__Problem set__:
1. Print the passage of the regadenoson article starting at "Regadenoson, sold under" and ending at "cause more side-effects.".
2. Answer these questions using the regadenoson article:
(a) By what route is regadenoson given?
(b) What trade names does the article list for the drug?
(c) What molar mass is given for regadenoson?
3. Write the next part of the regadenoson article, picking up after its final sentence.

__Supplied text__:
=======

Regadenoson

Clinical data
- Trade names: Lexiscan, Rapiscan
- Other names: CVT-3146, 1-[6-amino-9-[(2R,3R,4S,5R)-3,4-dihydroxy-5-(hydroxymethyl)oxolan-2-yl]purin-2-yl]- N-methylpyrazole-4-carboxamide
- AHFS/Drugs.com: Monograph
- License data: US DailyMed: Regadenoson;
- Routes of administration: Intravenous
- ATC code: C01EB21 (WHO) ;

Legal status
- Legal status: US: ℞-only; In general: ℞ (Prescription only);

Identifiers
- IUPAC name 2-{4-[(methylamino)carbonyl]- 1H-pyrazol-1-yl}adenosine;
- CAS Number: 313348-27-5 875148-45-1;
- PubChem CID: 219024;
- IUPHAR/BPS: 5596;
- DrugBank: DB06213;
- ChemSpider: 189859;
- UNII: 7AXV542LZ4;
- KEGG: D05711;
- ChEMBL: ChEMBL1201750;
- CompTox Dashboard (EPA): DTXSID4057712 ;
- ECHA InfoCard: 100.218.278

Chemical and physical data
- Formula: C_{15}H_{18}N_{8}O_{5}
- Molar mass: 390.360 g·mol^{−1}
- 3D model (JSmol): Interactive image;
- SMILES CNC(=O)C1=CN(N=C1)C2=NC(=C3C(=N2)N(C=N3)[C@H]4[C@@H]([C@@H]([C@H](O4)CO)O)O)N;
- InChI InChI=1S/C15H18N8O5/c1-17-13(27)6-2-19-23(3-6)15-20-11(16)8-12(21-15)22(5-18-8)14-10(26)9(25)7(4-24)28-14/h2-3,5,7,9-10,14,24-26H,4H2,1H3,(H,17,27)(H2,16,20,21)/t7-,9-,10-,14-/m1/s1; Key:LZPZPHGJDAGEJZ-AKAIJSEGSA-N;

= Regadenoson =

Chemical compound

Regadenoson, sold under the brand name Lexiscan among others, is an A_{2A} adenosine receptor agonist that is a coronary vasodilator that is commonly used in pharmacologic stress testing. It produces hyperemia quickly and maintains it for a duration that is useful for radionuclide myocardial perfusion imaging. The selective nature of the drug makes it preferable to other stress agents such as adenosine, which are less selective and therefore cause more side-effects.

=======

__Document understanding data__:
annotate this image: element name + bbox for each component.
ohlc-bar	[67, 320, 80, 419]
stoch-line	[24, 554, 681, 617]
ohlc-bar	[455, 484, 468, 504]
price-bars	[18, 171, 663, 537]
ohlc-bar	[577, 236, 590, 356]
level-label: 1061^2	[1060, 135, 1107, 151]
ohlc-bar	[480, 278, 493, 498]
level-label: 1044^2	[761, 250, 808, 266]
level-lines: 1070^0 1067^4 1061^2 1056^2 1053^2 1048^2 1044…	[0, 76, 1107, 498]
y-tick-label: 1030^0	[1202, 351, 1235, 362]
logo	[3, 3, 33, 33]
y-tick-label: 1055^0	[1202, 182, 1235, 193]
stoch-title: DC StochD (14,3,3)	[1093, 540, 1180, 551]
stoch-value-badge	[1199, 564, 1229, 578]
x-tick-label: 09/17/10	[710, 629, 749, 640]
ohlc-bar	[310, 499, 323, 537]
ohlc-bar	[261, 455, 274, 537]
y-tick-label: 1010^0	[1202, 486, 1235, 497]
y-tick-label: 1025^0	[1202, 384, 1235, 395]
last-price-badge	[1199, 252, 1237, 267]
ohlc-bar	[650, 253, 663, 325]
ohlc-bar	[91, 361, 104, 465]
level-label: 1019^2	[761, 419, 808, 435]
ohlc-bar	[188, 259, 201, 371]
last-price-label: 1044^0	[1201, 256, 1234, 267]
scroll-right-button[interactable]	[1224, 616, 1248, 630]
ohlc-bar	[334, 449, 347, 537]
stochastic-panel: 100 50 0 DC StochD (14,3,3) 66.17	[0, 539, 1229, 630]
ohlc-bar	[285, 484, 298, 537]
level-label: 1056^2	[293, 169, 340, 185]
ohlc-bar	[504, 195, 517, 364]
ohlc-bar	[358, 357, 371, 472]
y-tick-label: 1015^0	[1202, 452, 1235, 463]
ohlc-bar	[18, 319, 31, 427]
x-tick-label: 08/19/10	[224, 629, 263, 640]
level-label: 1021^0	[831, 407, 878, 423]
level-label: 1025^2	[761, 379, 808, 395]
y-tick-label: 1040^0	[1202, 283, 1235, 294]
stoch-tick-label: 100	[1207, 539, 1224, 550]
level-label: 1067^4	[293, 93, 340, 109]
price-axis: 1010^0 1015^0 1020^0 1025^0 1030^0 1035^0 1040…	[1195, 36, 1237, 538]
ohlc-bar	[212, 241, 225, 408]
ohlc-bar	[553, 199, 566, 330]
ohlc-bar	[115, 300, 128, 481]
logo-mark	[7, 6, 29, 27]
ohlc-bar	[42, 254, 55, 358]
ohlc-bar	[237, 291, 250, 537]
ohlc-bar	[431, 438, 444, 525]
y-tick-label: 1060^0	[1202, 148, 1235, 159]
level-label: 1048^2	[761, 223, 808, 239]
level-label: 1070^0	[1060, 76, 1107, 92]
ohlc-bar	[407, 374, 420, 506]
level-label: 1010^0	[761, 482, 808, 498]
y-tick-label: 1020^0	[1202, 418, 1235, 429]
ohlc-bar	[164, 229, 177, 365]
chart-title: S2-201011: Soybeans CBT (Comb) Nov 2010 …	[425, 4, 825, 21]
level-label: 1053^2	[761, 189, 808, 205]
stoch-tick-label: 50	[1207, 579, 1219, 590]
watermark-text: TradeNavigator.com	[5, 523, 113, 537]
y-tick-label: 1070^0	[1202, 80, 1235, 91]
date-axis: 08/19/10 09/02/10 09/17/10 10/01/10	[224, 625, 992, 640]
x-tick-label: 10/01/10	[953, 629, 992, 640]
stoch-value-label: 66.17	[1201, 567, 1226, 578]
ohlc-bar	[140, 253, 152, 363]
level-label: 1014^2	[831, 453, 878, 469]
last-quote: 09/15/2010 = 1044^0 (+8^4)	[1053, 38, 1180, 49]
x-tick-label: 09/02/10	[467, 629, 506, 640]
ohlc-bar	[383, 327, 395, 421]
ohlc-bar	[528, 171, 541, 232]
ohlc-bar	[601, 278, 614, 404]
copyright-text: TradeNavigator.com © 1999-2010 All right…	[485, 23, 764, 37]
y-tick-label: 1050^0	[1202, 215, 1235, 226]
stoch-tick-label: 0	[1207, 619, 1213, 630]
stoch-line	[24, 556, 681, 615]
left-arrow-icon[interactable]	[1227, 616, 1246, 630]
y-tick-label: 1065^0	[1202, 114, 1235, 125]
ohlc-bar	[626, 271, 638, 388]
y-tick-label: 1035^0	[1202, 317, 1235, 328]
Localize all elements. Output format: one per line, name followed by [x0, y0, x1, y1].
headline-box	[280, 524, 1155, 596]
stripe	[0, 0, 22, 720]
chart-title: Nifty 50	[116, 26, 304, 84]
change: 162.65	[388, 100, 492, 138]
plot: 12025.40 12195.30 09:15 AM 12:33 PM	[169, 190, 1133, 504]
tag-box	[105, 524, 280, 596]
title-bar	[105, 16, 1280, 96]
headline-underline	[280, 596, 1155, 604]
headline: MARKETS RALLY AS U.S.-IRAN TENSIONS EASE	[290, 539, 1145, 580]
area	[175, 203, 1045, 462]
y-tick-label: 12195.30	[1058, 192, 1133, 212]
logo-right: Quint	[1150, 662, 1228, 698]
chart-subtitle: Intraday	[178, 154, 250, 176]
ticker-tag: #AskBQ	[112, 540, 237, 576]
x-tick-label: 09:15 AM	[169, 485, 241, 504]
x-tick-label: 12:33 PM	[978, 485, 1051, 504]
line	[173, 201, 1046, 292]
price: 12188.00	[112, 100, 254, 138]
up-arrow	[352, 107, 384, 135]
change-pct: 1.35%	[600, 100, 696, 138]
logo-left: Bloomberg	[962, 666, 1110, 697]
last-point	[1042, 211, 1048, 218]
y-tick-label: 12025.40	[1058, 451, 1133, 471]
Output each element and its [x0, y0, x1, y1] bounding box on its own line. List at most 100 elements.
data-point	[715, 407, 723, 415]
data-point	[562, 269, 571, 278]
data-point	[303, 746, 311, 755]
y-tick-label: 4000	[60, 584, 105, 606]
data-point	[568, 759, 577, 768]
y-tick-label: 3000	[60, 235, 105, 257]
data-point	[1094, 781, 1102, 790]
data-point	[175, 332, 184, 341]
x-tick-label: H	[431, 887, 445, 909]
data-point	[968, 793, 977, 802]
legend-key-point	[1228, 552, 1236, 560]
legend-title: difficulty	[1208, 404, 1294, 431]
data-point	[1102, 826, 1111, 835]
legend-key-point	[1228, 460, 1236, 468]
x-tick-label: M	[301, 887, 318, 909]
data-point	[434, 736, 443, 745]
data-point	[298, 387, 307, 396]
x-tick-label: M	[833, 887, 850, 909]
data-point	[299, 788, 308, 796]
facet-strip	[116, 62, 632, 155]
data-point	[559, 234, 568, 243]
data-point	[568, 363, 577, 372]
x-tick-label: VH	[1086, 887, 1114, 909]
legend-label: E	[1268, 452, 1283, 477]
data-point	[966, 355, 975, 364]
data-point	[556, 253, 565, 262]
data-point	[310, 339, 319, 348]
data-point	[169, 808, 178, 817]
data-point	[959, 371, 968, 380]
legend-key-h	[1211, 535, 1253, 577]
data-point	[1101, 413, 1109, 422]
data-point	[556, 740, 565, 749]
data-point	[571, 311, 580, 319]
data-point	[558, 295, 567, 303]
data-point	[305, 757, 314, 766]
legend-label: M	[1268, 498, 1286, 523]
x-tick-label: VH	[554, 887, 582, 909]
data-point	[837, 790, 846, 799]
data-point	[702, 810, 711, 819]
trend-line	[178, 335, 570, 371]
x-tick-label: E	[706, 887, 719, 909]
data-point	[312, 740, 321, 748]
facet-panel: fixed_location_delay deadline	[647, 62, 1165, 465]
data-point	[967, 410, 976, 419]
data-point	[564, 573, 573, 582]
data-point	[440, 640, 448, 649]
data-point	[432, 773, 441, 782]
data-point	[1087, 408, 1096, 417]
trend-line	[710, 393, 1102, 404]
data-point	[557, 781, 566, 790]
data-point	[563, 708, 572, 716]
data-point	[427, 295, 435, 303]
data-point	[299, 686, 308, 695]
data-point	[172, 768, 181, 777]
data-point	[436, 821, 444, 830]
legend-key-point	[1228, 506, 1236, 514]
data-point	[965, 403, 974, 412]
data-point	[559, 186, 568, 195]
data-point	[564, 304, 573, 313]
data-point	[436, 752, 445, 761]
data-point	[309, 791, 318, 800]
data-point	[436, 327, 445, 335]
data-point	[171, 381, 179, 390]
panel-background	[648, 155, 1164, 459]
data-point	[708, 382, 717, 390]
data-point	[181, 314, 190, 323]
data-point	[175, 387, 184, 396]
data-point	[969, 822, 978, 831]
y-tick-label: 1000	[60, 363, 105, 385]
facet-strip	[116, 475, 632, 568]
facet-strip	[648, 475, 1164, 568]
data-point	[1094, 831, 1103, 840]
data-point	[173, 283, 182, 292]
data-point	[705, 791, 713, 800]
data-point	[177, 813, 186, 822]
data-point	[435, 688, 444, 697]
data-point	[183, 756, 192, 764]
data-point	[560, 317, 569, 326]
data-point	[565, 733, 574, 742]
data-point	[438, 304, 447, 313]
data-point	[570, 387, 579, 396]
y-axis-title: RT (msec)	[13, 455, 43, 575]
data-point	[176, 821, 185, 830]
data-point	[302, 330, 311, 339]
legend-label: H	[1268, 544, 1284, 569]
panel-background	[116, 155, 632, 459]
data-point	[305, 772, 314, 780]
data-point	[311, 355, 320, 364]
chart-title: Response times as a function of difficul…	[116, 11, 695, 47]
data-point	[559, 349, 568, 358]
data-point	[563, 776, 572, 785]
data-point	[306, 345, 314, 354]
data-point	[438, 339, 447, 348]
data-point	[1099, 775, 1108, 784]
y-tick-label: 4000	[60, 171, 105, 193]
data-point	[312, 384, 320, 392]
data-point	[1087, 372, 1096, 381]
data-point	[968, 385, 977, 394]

=======

__Responses__:
1.
Regadenoson, sold under the brand name Lexiscan among others, is an A_{2A} adenosine receptor agonist that is a coronary vasodilator that is commonly used in pharmacologic stress testing. It produces hyperemia quickly and maintains it for a duration that is useful for radionuclide myocardial perfusion imaging. The selective nature of the drug makes it preferable to other stress agents such as adenosine, which are less selective and therefore cause more side-effects.

2.
(a) Intravenous.
(b) Lexiscan and Rapiscan.
(c) 390.360 g·mol⁻¹.

3.
Regadenoson was approved by the United States Food and Drug Administration on April 10, 2008, and is marketed by Astellas Pharma under the tradename Lexiscan. It is approved for use in the European Union and under the name of Rapiscan. It is marketed by GE Healthcare and is sold in both the United Kingdom and Germany. Regadenoson was approved for use in the European Union in September 2010. It is available as a generic medication.

Regadenoson has a two- to three-minute biological half-life, as compared with adenosine's ten-second half-life. As a result, regadenoson stress protocols use a single bolus, instead of the four- to six-minute continuous infusion that was needed with adenosine. Whereas the adenosine infusion is weight based (140 mcg/kg/minute), regadenoson is administered as a 0.4 mg/5mL preloaded syringe dose that is standard for all weights. Regadenoson stress tests are not affected by the presence of beta blockers, as regadenoson vasodilates via the adenosine pathway without stimulating beta adrenergic receptors.

Regadenoson can temporarily disrupt the integrity of the blood–brain barrier by inhibiting P-glycoprotein function.